[Figure data in JSON]
-=-=-=-=-

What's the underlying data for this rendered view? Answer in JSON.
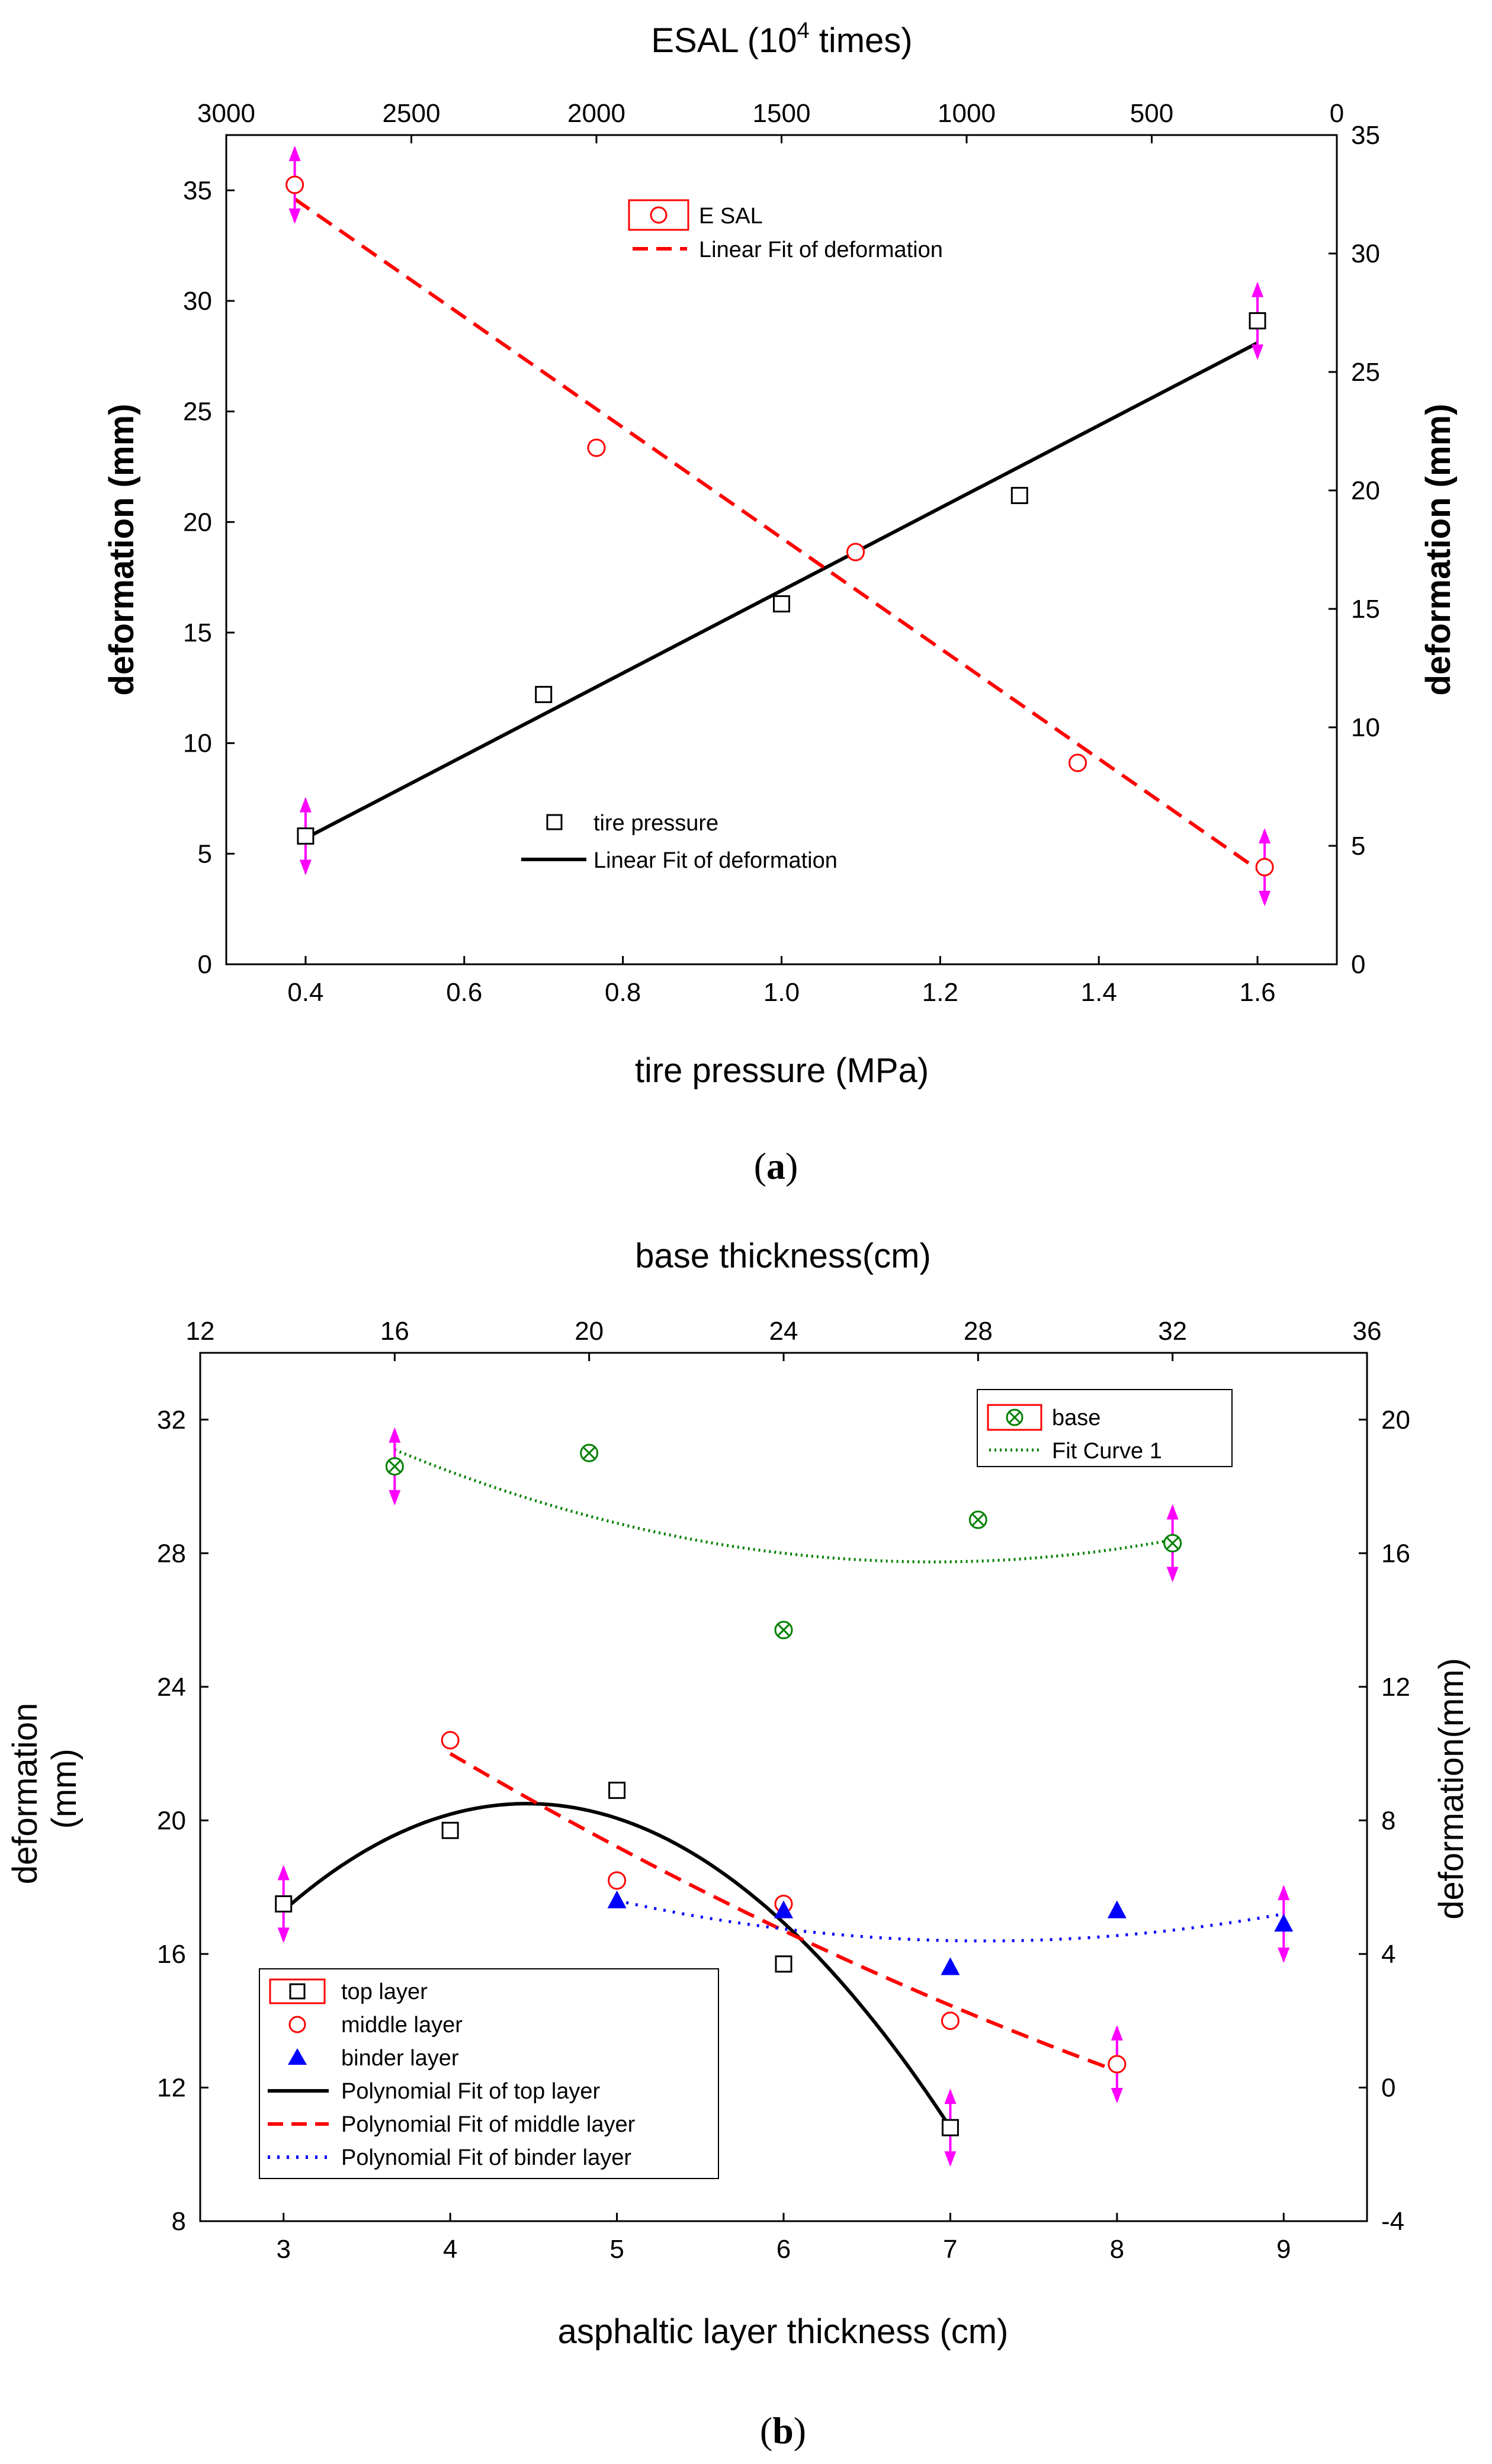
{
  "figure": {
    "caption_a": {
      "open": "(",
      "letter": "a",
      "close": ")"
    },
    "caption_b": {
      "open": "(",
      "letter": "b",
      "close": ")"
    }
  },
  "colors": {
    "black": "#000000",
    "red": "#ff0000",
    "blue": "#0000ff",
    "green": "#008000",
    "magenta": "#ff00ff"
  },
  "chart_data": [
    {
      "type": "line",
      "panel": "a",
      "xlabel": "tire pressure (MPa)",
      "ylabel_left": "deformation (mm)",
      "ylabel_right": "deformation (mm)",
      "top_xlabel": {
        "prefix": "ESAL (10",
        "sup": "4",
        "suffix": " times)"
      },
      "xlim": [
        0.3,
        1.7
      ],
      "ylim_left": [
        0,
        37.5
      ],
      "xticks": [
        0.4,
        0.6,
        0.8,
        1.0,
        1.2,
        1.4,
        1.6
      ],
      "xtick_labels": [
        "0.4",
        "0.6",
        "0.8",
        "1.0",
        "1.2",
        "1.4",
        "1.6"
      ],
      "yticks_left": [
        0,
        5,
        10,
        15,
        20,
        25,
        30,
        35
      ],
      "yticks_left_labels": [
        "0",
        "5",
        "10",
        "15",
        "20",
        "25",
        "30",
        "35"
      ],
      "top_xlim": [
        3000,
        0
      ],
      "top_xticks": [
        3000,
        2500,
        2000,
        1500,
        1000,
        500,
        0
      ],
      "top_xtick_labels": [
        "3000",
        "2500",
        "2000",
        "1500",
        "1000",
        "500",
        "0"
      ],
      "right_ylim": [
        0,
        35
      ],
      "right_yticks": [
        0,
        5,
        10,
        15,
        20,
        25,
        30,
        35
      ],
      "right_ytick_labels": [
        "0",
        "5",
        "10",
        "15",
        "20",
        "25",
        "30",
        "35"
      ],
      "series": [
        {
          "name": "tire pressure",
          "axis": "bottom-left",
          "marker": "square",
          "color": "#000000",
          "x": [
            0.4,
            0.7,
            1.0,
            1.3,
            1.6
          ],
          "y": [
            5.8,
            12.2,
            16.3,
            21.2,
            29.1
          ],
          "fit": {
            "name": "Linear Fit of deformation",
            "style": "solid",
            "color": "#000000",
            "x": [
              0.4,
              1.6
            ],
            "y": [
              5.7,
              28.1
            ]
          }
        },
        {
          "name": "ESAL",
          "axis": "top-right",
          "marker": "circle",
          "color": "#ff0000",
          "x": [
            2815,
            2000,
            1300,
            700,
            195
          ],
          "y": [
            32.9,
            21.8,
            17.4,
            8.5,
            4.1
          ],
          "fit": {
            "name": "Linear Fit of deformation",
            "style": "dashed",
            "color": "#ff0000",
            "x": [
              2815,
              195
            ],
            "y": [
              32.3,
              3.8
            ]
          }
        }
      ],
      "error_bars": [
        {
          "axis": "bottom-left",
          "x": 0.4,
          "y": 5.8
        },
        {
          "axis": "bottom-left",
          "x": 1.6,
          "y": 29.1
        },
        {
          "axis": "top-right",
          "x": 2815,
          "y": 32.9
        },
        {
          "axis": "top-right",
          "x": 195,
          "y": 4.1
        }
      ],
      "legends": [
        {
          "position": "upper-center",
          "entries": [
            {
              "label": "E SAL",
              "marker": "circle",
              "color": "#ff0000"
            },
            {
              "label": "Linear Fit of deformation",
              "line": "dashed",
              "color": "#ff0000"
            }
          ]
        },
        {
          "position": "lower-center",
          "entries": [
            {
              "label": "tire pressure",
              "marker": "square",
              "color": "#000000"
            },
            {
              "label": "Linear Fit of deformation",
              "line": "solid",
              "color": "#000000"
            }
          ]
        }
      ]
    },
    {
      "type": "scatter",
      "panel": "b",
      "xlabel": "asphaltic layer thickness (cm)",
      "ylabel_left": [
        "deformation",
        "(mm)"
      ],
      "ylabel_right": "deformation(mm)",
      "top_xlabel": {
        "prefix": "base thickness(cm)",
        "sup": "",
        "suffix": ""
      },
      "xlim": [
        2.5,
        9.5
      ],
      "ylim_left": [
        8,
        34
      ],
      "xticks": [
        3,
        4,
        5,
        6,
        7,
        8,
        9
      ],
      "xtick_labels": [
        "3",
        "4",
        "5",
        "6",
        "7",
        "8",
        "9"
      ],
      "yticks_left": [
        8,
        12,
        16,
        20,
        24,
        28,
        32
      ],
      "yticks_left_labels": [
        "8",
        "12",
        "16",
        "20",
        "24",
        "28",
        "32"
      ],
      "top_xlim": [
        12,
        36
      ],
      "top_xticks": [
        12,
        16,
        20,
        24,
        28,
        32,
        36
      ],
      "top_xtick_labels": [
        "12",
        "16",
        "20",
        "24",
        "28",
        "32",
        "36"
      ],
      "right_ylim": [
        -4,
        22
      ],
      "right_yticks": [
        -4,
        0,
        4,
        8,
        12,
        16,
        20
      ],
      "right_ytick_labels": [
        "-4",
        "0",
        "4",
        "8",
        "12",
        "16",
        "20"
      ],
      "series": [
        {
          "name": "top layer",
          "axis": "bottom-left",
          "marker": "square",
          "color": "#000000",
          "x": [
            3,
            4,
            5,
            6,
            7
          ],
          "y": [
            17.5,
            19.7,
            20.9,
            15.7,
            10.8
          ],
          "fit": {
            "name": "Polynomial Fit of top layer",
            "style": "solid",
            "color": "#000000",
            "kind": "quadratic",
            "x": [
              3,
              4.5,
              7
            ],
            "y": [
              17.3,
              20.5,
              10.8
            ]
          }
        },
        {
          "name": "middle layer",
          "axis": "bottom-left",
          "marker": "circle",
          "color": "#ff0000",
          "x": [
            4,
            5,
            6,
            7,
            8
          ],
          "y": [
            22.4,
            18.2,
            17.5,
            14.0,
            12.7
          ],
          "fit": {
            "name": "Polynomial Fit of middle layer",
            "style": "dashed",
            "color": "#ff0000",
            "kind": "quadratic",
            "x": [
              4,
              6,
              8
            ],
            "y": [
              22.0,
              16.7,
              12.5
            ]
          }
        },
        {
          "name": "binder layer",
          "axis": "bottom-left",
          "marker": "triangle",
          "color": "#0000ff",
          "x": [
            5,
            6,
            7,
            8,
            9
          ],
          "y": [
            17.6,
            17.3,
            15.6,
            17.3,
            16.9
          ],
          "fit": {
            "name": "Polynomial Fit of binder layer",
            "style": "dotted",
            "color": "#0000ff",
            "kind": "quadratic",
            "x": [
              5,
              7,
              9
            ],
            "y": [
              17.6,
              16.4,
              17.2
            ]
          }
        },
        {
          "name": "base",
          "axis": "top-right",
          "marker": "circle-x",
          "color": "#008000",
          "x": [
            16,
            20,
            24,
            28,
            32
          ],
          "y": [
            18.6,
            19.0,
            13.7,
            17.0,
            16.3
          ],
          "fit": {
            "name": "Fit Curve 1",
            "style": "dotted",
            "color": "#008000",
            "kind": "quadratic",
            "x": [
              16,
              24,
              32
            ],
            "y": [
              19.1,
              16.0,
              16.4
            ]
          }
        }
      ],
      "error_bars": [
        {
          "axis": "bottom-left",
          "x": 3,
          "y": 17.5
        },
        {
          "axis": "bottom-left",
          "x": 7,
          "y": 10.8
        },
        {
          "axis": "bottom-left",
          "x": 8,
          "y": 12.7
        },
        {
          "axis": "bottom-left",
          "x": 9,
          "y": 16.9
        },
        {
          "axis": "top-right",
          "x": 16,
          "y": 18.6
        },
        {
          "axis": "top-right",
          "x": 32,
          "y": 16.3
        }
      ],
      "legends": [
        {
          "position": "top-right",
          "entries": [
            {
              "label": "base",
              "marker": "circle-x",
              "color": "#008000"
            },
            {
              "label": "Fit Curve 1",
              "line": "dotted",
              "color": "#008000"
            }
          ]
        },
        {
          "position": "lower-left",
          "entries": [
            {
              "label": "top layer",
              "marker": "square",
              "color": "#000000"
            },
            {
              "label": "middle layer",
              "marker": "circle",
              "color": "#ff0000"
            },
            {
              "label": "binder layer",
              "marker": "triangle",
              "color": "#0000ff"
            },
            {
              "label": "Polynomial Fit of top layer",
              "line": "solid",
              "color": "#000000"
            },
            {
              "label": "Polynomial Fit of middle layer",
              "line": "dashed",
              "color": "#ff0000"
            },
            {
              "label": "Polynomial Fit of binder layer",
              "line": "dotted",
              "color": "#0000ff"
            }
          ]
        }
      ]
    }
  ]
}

-=-=-=-=-

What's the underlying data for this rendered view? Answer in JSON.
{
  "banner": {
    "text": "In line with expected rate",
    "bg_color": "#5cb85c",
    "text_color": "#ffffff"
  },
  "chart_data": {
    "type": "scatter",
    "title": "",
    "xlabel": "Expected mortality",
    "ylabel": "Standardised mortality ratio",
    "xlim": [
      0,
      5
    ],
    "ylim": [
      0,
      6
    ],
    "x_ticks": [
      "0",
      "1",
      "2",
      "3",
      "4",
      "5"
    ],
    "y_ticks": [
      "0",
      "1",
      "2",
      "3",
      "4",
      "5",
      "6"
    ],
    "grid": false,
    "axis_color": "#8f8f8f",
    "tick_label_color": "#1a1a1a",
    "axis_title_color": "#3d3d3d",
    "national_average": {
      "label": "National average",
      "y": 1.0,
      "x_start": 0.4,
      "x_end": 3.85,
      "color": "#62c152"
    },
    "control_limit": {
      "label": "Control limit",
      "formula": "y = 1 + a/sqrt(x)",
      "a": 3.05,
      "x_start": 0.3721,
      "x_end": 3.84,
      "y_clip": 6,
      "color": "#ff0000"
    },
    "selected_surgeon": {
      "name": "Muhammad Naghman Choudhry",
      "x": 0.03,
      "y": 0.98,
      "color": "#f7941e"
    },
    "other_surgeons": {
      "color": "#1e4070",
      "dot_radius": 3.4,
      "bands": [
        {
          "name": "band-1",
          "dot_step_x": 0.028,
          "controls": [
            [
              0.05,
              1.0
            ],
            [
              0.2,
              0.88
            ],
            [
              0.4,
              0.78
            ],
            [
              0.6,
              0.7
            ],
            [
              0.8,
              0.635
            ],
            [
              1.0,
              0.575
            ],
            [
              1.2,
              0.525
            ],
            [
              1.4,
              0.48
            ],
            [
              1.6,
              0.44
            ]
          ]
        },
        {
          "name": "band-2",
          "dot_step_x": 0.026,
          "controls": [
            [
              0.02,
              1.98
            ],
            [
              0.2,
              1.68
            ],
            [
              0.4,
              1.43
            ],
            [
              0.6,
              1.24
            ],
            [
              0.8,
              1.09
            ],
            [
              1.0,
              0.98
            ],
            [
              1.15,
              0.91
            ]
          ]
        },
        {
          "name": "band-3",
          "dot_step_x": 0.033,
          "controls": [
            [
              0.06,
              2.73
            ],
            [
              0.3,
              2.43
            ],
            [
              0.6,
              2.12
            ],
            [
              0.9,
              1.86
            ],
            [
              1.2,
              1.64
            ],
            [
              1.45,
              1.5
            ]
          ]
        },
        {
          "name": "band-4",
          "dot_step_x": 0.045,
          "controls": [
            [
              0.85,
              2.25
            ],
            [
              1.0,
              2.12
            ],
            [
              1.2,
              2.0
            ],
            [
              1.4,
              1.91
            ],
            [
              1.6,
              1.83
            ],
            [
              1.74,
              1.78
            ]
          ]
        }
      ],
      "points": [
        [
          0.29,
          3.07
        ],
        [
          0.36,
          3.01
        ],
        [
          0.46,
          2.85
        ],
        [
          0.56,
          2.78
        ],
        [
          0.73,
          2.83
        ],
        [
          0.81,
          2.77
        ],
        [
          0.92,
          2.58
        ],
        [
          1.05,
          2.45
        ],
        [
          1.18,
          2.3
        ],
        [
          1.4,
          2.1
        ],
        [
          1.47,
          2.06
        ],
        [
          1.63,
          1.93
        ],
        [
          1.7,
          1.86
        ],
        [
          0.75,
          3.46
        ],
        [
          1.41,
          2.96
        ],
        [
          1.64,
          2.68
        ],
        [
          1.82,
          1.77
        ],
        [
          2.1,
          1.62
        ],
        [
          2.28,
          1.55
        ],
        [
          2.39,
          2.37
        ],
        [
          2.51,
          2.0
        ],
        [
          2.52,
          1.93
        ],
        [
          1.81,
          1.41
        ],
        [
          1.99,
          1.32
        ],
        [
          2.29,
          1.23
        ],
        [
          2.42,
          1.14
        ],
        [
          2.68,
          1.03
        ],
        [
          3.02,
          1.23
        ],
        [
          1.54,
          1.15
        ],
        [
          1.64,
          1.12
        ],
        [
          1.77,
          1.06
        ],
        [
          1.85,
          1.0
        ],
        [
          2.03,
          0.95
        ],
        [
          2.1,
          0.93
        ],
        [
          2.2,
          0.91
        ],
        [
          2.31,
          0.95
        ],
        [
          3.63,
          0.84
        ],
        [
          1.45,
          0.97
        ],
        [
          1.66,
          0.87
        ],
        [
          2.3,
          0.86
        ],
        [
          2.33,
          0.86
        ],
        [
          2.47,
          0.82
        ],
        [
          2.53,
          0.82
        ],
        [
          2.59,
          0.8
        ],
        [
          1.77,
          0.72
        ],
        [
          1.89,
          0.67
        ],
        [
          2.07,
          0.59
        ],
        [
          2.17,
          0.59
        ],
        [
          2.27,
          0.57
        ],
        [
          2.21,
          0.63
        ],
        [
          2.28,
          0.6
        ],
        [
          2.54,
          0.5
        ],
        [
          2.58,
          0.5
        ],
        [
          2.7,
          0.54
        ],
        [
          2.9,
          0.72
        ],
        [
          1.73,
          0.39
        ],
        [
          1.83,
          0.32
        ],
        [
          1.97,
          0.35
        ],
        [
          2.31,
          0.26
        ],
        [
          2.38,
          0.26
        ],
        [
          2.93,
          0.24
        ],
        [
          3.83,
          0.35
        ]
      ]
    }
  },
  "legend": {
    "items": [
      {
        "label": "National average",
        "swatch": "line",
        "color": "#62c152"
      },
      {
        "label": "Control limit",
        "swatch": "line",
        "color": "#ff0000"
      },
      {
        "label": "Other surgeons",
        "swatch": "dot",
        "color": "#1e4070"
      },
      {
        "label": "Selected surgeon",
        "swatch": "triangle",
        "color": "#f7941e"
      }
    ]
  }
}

-=-=-=-=-

- What this task involves -
Track down the lines that include the word "pressure" and copy them.

- Correct result -
      "xlabel": "tire pressure (MPa)",
          "name": "tire pressure",
              "label": "tire pressure",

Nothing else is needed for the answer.